─── SUPPLIED MATERIAL

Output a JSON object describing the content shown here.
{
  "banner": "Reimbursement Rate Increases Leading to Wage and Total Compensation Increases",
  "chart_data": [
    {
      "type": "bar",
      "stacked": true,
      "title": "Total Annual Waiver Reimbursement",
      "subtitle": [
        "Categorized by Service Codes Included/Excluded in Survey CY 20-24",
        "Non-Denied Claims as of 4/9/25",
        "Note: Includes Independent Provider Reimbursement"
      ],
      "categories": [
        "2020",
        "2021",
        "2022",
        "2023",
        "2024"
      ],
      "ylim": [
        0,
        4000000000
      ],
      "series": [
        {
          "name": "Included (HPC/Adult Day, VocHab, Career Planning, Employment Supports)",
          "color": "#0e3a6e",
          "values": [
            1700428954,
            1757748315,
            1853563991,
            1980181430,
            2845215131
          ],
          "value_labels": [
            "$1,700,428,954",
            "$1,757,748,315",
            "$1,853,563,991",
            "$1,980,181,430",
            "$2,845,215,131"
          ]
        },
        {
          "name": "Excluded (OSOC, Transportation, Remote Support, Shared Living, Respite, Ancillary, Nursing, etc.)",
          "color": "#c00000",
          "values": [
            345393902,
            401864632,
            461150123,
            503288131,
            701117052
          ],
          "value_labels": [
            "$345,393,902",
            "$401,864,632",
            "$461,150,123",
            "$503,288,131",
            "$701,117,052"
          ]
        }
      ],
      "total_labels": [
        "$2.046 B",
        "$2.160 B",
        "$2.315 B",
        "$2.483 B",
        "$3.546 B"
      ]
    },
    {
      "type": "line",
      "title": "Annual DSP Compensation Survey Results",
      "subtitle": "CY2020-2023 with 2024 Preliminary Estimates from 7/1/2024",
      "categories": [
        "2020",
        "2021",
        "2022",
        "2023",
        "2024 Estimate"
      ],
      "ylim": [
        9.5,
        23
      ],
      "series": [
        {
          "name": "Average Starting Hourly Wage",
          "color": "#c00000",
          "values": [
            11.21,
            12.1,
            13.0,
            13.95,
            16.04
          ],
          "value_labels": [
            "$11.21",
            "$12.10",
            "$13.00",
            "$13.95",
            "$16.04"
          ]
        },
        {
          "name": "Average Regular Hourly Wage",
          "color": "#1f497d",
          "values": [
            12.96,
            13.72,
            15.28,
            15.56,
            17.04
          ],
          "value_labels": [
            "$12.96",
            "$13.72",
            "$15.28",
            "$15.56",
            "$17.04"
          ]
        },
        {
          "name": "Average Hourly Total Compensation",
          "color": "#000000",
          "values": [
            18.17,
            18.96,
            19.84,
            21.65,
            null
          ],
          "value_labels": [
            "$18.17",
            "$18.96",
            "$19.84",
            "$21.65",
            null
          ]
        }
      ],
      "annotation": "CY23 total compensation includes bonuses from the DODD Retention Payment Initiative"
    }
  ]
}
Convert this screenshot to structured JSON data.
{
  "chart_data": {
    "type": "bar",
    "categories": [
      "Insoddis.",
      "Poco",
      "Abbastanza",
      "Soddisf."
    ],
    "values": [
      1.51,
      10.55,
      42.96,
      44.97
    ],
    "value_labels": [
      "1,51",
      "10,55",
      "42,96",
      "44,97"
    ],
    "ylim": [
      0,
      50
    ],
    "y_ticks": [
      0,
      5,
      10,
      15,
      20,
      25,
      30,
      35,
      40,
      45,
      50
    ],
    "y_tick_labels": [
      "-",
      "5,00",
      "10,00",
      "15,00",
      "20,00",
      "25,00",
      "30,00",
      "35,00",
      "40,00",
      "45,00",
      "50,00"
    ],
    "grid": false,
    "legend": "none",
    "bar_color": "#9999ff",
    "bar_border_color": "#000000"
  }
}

──────

## DO THIS
Please give back all of the records exactly as written.

## OUTPUT OF THE EXERCISE
Output a JSON object describing the content shown here.
{
  "banner": "Reimbursement Rate Increases Leading to Wage and Total Compensation Increases",
  "chart_data": [
    {
      "type": "bar",
      "stacked": true,
      "title": "Total Annual Waiver Reimbursement",
      "subtitle": [
        "Categorized by Service Codes Included/Excluded in Survey CY 20-24",
        "Non-Denied Claims as of 4/9/25",
        "Note: Includes Independent Provider Reimbursement"
      ],
      "categories": [
        "2020",
        "2021",
        "2022",
        "2023",
        "2024"
      ],
      "ylim": [
        0,
        4000000000
      ],
      "series": [
        {
          "name": "Included (HPC/Adult Day, VocHab, Career Planning, Employment Supports)",
          "color": "#0e3a6e",
          "values": [
            1700428954,
            1757748315,
            1853563991,
            1980181430,
            2845215131
          ],
          "value_labels": [
            "$1,700,428,954",
            "$1,757,748,315",
            "$1,853,563,991",
            "$1,980,181,430",
            "$2,845,215,131"
          ]
        },
        {
          "name": "Excluded (OSOC, Transportation, Remote Support, Shared Living, Respite, Ancillary, Nursing, etc.)",
          "color": "#c00000",
          "values": [
            345393902,
            401864632,
            461150123,
            503288131,
            701117052
          ],
          "value_labels": [
            "$345,393,902",
            "$401,864,632",
            "$461,150,123",
            "$503,288,131",
            "$701,117,052"
          ]
        }
      ],
      "total_labels": [
        "$2.046 B",
        "$2.160 B",
        "$2.315 B",
        "$2.483 B",
        "$3.546 B"
      ]
    },
    {
      "type": "line",
      "title": "Annual DSP Compensation Survey Results",
      "subtitle": "CY2020-2023 with 2024 Preliminary Estimates from 7/1/2024",
      "categories": [
        "2020",
        "2021",
        "2022",
        "2023",
        "2024 Estimate"
      ],
      "ylim": [
        9.5,
        23
      ],
      "series": [
        {
          "name": "Average Starting Hourly Wage",
          "color": "#c00000",
          "values": [
            11.21,
            12.1,
            13.0,
            13.95,
            16.04
          ],
          "value_labels": [
            "$11.21",
            "$12.10",
            "$13.00",
            "$13.95",
            "$16.04"
          ]
        },
        {
          "name": "Average Regular Hourly Wage",
          "color": "#1f497d",
          "values": [
            12.96,
            13.72,
            15.28,
            15.56,
            17.04
          ],
          "value_labels": [
            "$12.96",
            "$13.72",
            "$15.28",
            "$15.56",
            "$17.04"
          ]
        },
        {
          "name": "Average Hourly Total Compensation",
          "color": "#000000",
          "values": [
            18.17,
            18.96,
            19.84,
            21.65,
            null
          ],
          "value_labels": [
            "$18.17",
            "$18.96",
            "$19.84",
            "$21.65",
            null
          ]
        }
      ],
      "annotation": "CY23 total compensation includes bonuses from the DODD Retention Payment Initiative"
    }
  ]
}
Convert this screenshot to structured JSON data.
{
  "chart_data": {
    "type": "bar",
    "categories": [
      "Insoddis.",
      "Poco",
      "Abbastanza",
      "Soddisf."
    ],
    "values": [
      1.51,
      10.55,
      42.96,
      44.97
    ],
    "value_labels": [
      "1,51",
      "10,55",
      "42,96",
      "44,97"
    ],
    "ylim": [
      0,
      50
    ],
    "y_ticks": [
      0,
      5,
      10,
      15,
      20,
      25,
      30,
      35,
      40,
      45,
      50
    ],
    "y_tick_labels": [
      "-",
      "5,00",
      "10,00",
      "15,00",
      "20,00",
      "25,00",
      "30,00",
      "35,00",
      "40,00",
      "45,00",
      "50,00"
    ],
    "grid": false,
    "legend": "none",
    "bar_color": "#9999ff",
    "bar_border_color": "#000000"
  }
}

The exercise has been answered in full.